◆ Prompt ◆
Each line that holds the word "具体步骤是" should be returned.

◆ The data ◆
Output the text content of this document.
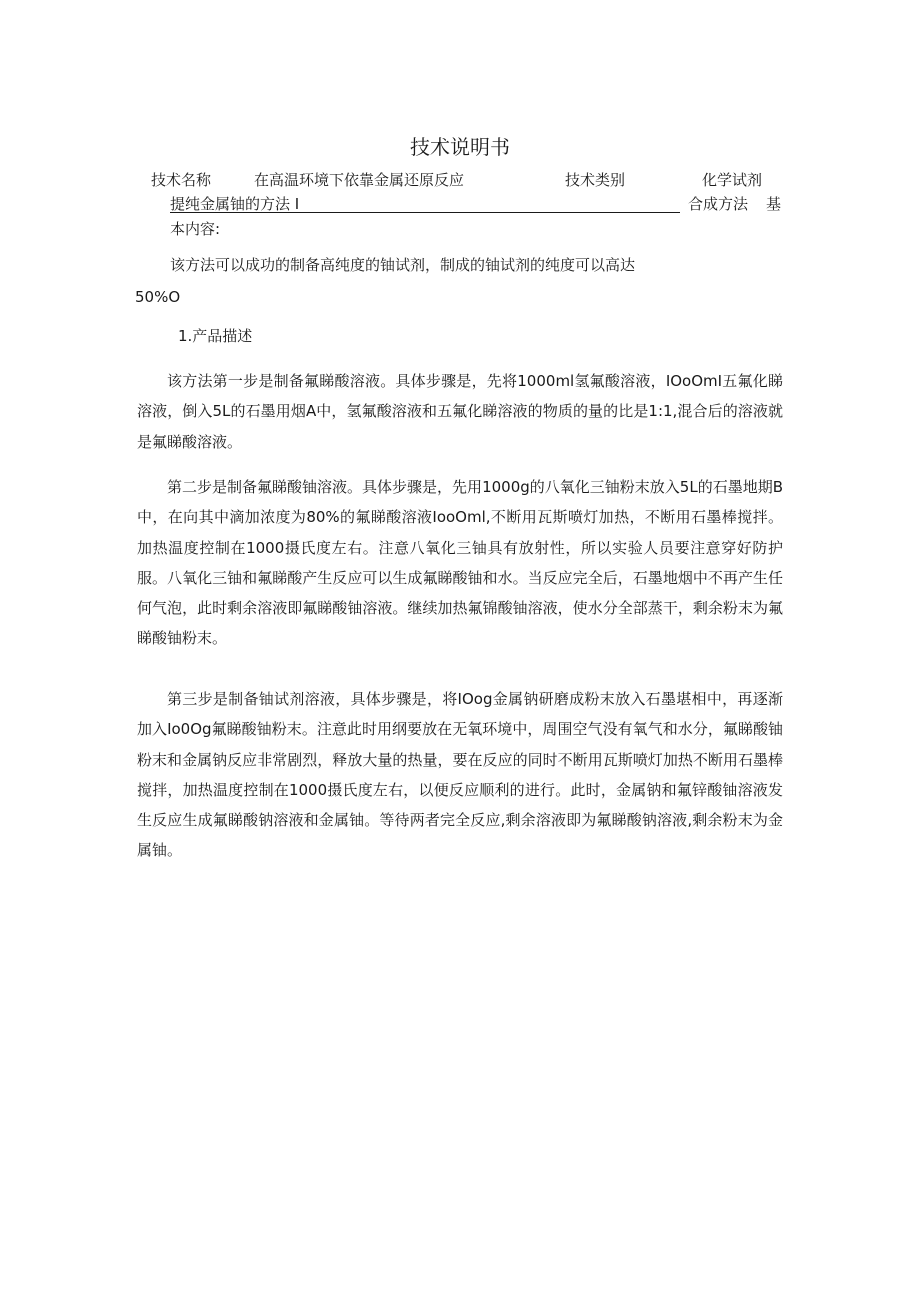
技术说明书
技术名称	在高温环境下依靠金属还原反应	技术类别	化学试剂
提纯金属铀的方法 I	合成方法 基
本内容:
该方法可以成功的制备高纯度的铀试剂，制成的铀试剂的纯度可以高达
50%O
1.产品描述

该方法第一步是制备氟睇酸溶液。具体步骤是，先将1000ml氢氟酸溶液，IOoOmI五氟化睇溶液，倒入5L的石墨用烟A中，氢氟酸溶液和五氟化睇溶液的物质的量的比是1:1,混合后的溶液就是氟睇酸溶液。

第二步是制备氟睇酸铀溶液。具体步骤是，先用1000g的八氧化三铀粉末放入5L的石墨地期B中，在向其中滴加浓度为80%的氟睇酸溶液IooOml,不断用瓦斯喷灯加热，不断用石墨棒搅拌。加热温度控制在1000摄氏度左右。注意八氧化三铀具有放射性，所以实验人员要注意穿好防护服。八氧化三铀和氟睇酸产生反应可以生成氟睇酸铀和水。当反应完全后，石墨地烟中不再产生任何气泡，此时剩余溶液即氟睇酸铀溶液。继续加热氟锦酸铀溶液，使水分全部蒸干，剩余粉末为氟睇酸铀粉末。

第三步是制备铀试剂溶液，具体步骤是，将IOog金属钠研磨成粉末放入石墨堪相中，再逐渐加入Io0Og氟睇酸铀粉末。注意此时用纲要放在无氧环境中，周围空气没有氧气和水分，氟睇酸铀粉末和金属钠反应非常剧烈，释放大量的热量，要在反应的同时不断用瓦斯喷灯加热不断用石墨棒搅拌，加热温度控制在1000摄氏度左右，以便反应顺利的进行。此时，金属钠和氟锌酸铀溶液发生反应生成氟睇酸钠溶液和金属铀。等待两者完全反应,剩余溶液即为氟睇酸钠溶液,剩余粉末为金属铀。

==

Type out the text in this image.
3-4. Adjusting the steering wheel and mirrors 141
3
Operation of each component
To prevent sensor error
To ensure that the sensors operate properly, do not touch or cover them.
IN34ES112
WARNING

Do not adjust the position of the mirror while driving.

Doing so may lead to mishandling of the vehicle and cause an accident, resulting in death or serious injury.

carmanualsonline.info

◆ Expected answer ◆
该方法第一步是制备氟睇酸溶液。具体步骤是，先将1000ml氢氟酸溶液，IOoOmI五氟化睇溶液，倒入5L的石墨用烟A中，氢氟酸溶液和五氟化睇溶液的物质的量的比是1:1,混合后的溶液就是氟睇酸溶液。
第二步是制备氟睇酸铀溶液。具体步骤是，先用1000g的八氧化三铀粉末放入5L的石墨地期B中，在向其中滴加浓度为80%的氟睇酸溶液IooOml,不断用瓦斯喷灯加热，不断用石墨棒搅拌。加热温度控制在1000摄氏度左右。注意八氧化三铀具有放射性，所以实验人员要注意穿好防护服。八氧化三铀和氟睇酸产生反应可以生成氟睇酸铀和水。当反应完全后，石墨地烟中不再产生任何气泡，此时剩余溶液即氟睇酸铀溶液。继续加热氟锦酸铀溶液，使水分全部蒸干，剩余粉末为氟睇酸铀粉末。
第三步是制备铀试剂溶液，具体步骤是，将IOog金属钠研磨成粉末放入石墨堪相中，再逐渐加入Io0Og氟睇酸铀粉末。注意此时用纲要放在无氧环境中，周围空气没有氧气和水分，氟睇酸铀粉末和金属钠反应非常剧烈，释放大量的热量，要在反应的同时不断用瓦斯喷灯加热不断用石墨棒搅拌，加热温度控制在1000摄氏度左右，以便反应顺利的进行。此时，金属钠和氟锌酸铀溶液发生反应生成氟睇酸钠溶液和金属铀。等待两者完全反应,剩余溶液即为氟睇酸钠溶液,剩余粉末为金属铀。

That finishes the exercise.